>> Begin

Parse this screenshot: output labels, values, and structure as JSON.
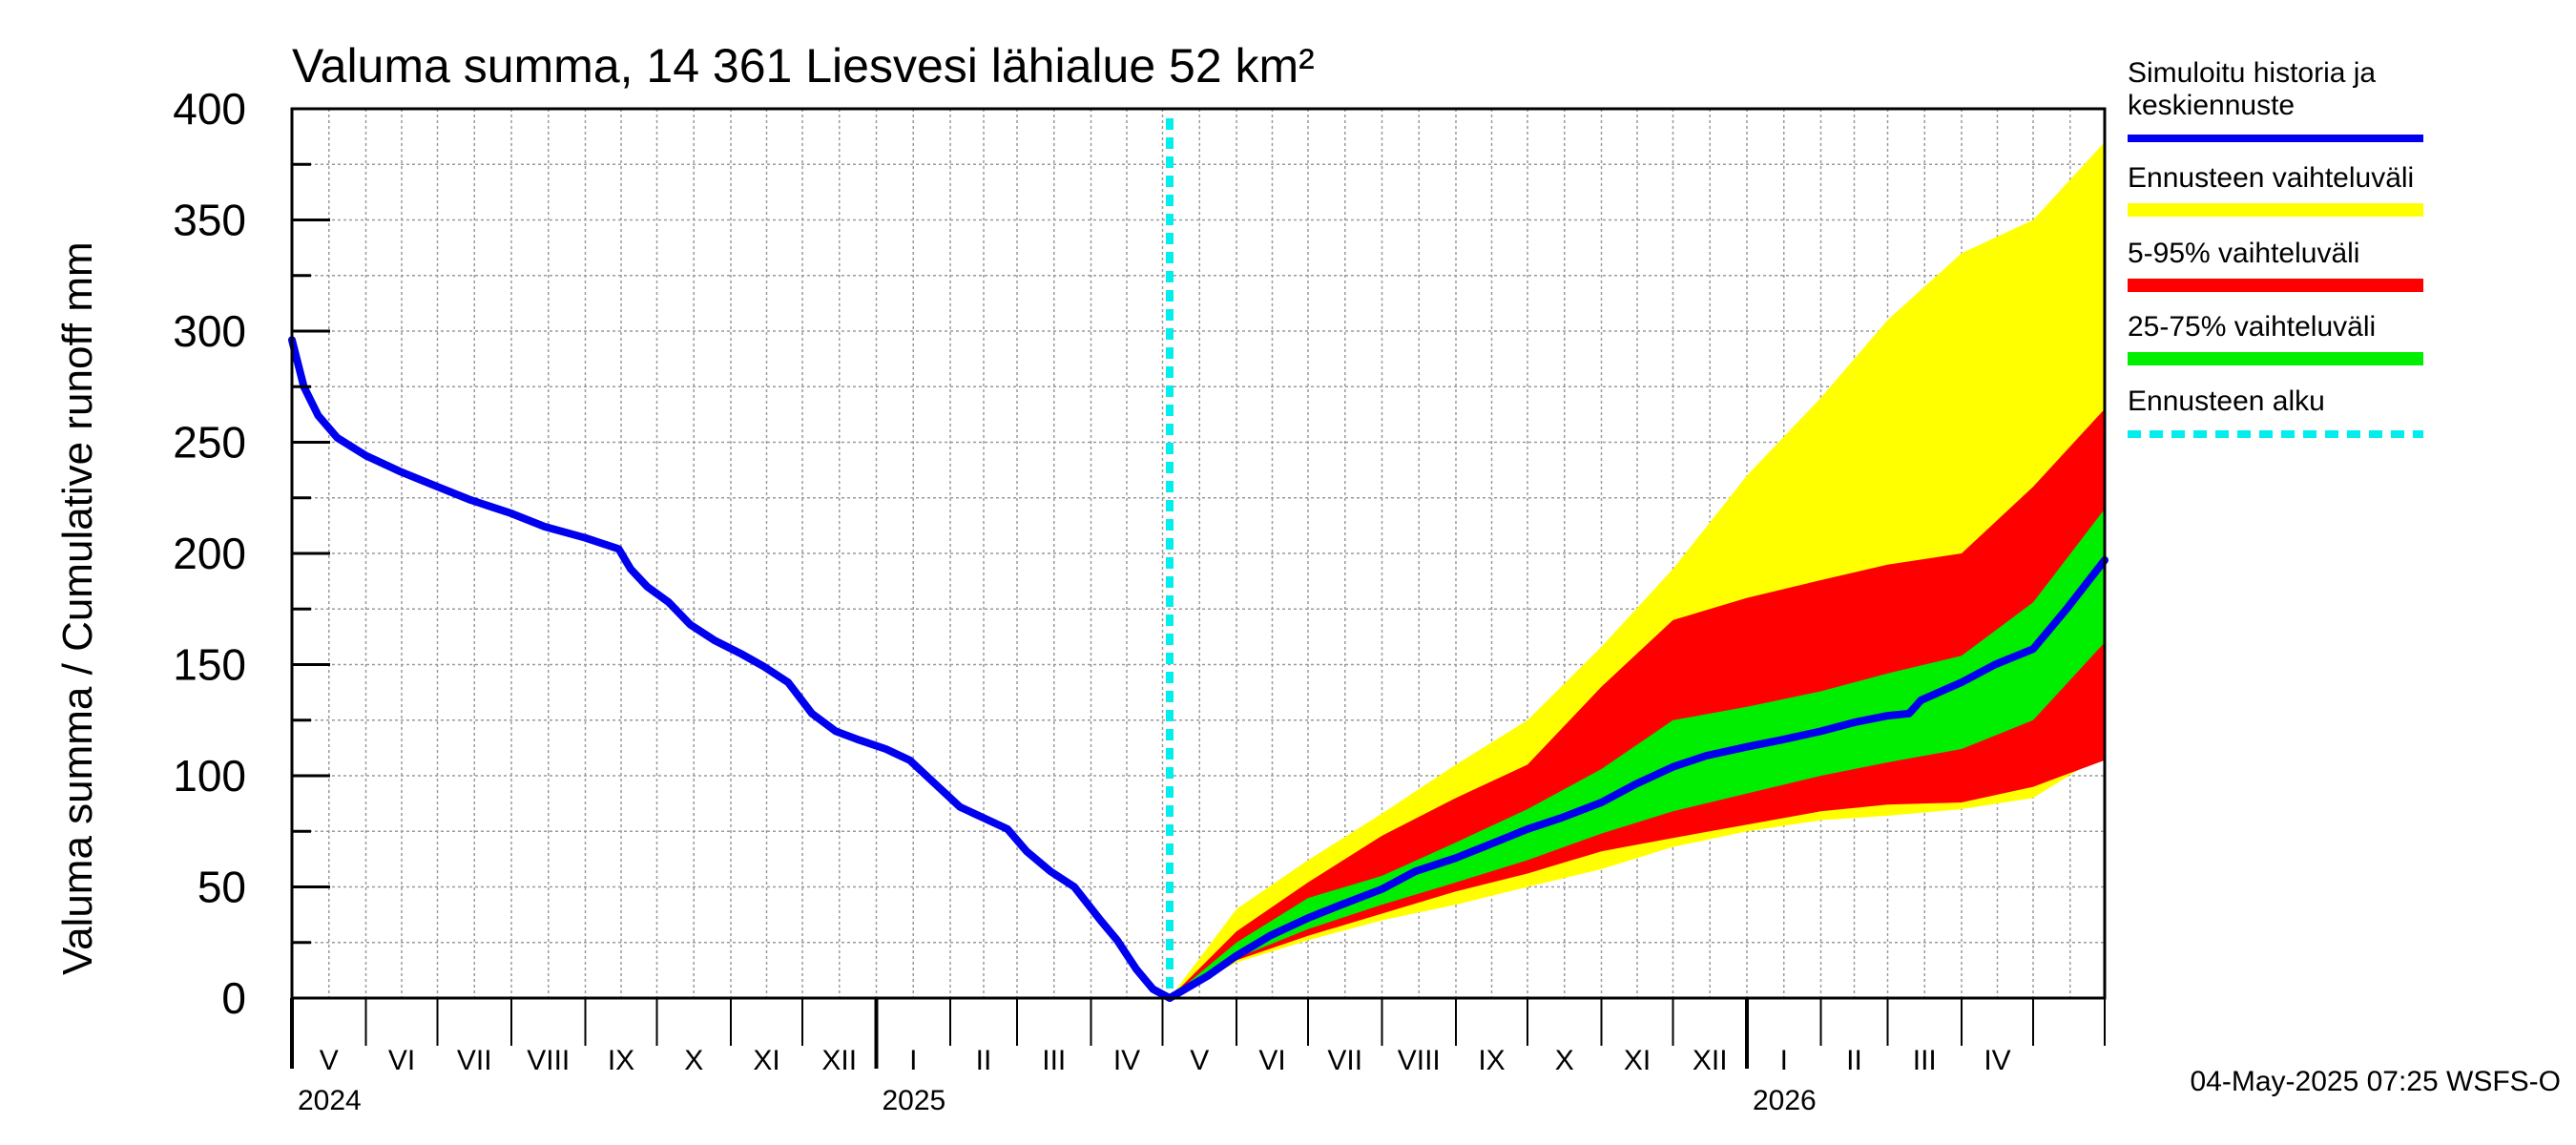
{
  "chart_data": {
    "type": "area",
    "title": "Valuma summa, 14 361 Liesvesi lähialue 52 km²",
    "ylabel": "Valuma summa / Cumulative runoff    mm",
    "ylim": [
      0,
      400
    ],
    "yticks": [
      0,
      50,
      100,
      150,
      200,
      250,
      300,
      350,
      400
    ],
    "grid": true,
    "legend_position": "right",
    "x_start": "2024-05-01",
    "x_end": "2026-05-31",
    "forecast_start": "2025-05-04",
    "month_labels": [
      "V",
      "VI",
      "VII",
      "VIII",
      "IX",
      "X",
      "XI",
      "XII",
      "I",
      "II",
      "III",
      "IV",
      "V",
      "VI",
      "VII",
      "VIII",
      "IX",
      "X",
      "XI",
      "XII",
      "I",
      "II",
      "III",
      "IV"
    ],
    "year_labels": [
      {
        "label": "2024",
        "date": "2024-05-01"
      },
      {
        "label": "2025",
        "date": "2025-01-01"
      },
      {
        "label": "2026",
        "date": "2026-01-01"
      }
    ],
    "history": {
      "name": "Simuloitu historia ja keskiennuste",
      "x": [
        "2024-05-01",
        "2024-05-06",
        "2024-05-12",
        "2024-05-20",
        "2024-06-01",
        "2024-06-15",
        "2024-07-01",
        "2024-07-15",
        "2024-08-01",
        "2024-08-15",
        "2024-09-01",
        "2024-09-15",
        "2024-09-20",
        "2024-09-27",
        "2024-10-06",
        "2024-10-15",
        "2024-10-25",
        "2024-11-05",
        "2024-11-15",
        "2024-11-25",
        "2024-12-05",
        "2024-12-15",
        "2024-12-25",
        "2025-01-05",
        "2025-01-15",
        "2025-01-25",
        "2025-02-05",
        "2025-02-15",
        "2025-02-25",
        "2025-03-05",
        "2025-03-15",
        "2025-03-25",
        "2025-04-05",
        "2025-04-12",
        "2025-04-20",
        "2025-04-27",
        "2025-05-04"
      ],
      "values": [
        296,
        275,
        262,
        252,
        244,
        237,
        230,
        224,
        218,
        212,
        207,
        202,
        193,
        185,
        178,
        168,
        161,
        155,
        149,
        142,
        128,
        120,
        116,
        112,
        107,
        97,
        86,
        81,
        76,
        66,
        57,
        50,
        35,
        26,
        13,
        4,
        0
      ]
    },
    "median_forecast": {
      "x": [
        "2025-05-04",
        "2025-05-20",
        "2025-06-01",
        "2025-06-15",
        "2025-07-01",
        "2025-07-15",
        "2025-08-01",
        "2025-08-15",
        "2025-09-01",
        "2025-09-15",
        "2025-10-01",
        "2025-10-15",
        "2025-11-01",
        "2025-11-15",
        "2025-12-01",
        "2025-12-15",
        "2026-01-01",
        "2026-01-15",
        "2026-02-01",
        "2026-02-15",
        "2026-03-01",
        "2026-03-10",
        "2026-03-15",
        "2026-04-01",
        "2026-04-15",
        "2026-05-01",
        "2026-05-15",
        "2026-05-31"
      ],
      "values": [
        0,
        10,
        19,
        28,
        36,
        42,
        49,
        57,
        63,
        69,
        76,
        81,
        88,
        96,
        104,
        109,
        113,
        116,
        120,
        124,
        127,
        128,
        134,
        142,
        150,
        157,
        175,
        197
      ]
    },
    "bands": {
      "x": [
        "2025-05-04",
        "2025-06-01",
        "2025-07-01",
        "2025-08-01",
        "2025-09-01",
        "2025-10-01",
        "2025-11-01",
        "2025-12-01",
        "2026-01-01",
        "2026-02-01",
        "2026-03-01",
        "2026-04-01",
        "2026-05-01",
        "2026-05-31"
      ],
      "full": {
        "name": "Ennusteen vaihteluväli",
        "low": [
          0,
          16,
          26,
          35,
          42,
          50,
          58,
          68,
          75,
          80,
          82,
          85,
          90,
          110
        ],
        "high": [
          0,
          40,
          62,
          83,
          105,
          125,
          158,
          193,
          235,
          270,
          305,
          335,
          350,
          385
        ]
      },
      "p5_95": {
        "name": "5-95% vaihteluväli",
        "low": [
          0,
          17,
          28,
          38,
          48,
          56,
          66,
          72,
          78,
          84,
          87,
          88,
          95,
          107
        ],
        "high": [
          0,
          30,
          52,
          73,
          90,
          105,
          140,
          170,
          180,
          188,
          195,
          200,
          230,
          265
        ]
      },
      "p25_75": {
        "name": "25-75% vaihteluväli",
        "low": [
          0,
          18,
          31,
          42,
          52,
          62,
          74,
          84,
          92,
          100,
          106,
          112,
          125,
          160
        ],
        "high": [
          0,
          25,
          45,
          55,
          70,
          85,
          103,
          125,
          131,
          138,
          146,
          154,
          178,
          220
        ]
      }
    },
    "series_colors": {
      "history": "#0000ee",
      "full": "#ffff00",
      "p5_95": "#ff0000",
      "p25_75": "#00ee00",
      "forecast_start": "#00eeee"
    }
  },
  "legend": [
    {
      "label": "Simuloitu historia ja keskiennuste",
      "color": "#0000ee",
      "style": "solid"
    },
    {
      "label": "Ennusteen vaihteluväli",
      "color": "#ffff00",
      "style": "solid"
    },
    {
      "label": "5-95% vaihteluväli",
      "color": "#ff0000",
      "style": "solid"
    },
    {
      "label": "25-75% vaihteluväli",
      "color": "#00ee00",
      "style": "solid"
    },
    {
      "label": "Ennusteen alku",
      "color": "#00eeee",
      "style": "dashed"
    }
  ],
  "footer": "04-May-2025 07:25 WSFS-O"
}
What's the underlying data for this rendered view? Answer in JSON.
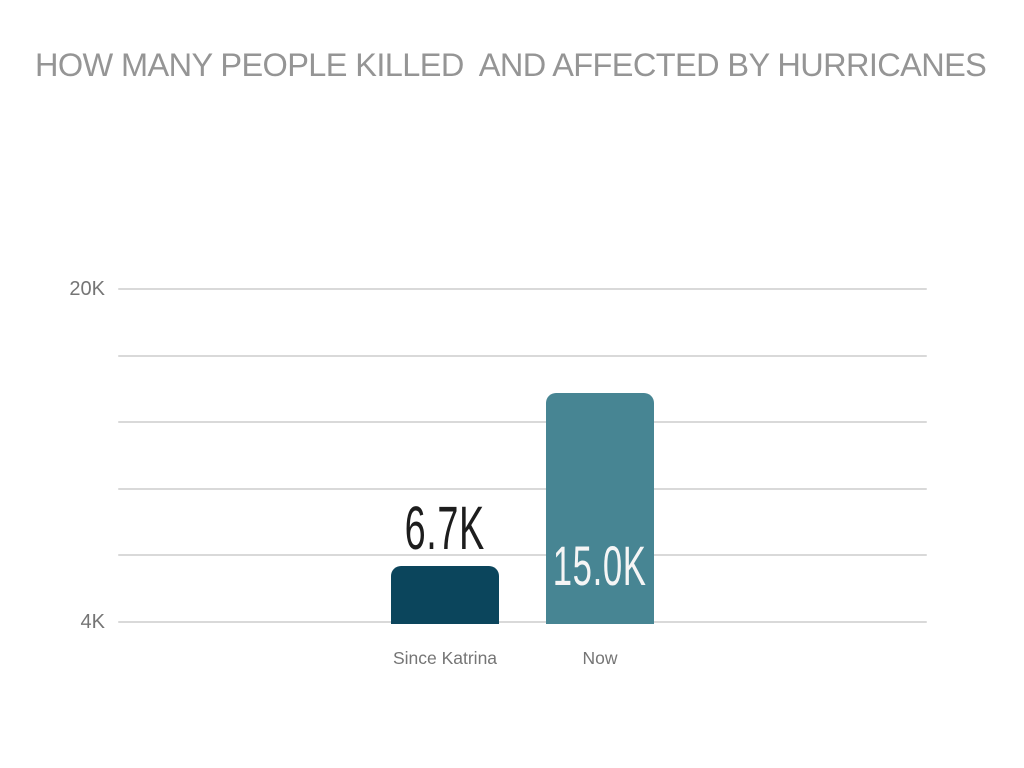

>> End

_EXERCISE PROMPT_. Pull out and copy each line containing the string "Ennusteen".

_TASK RESULT_.
        "name": "Ennusteen vaihteluväli",
      "label": "Ennusteen vaihteluväli",
      "label": "Ennusteen alku",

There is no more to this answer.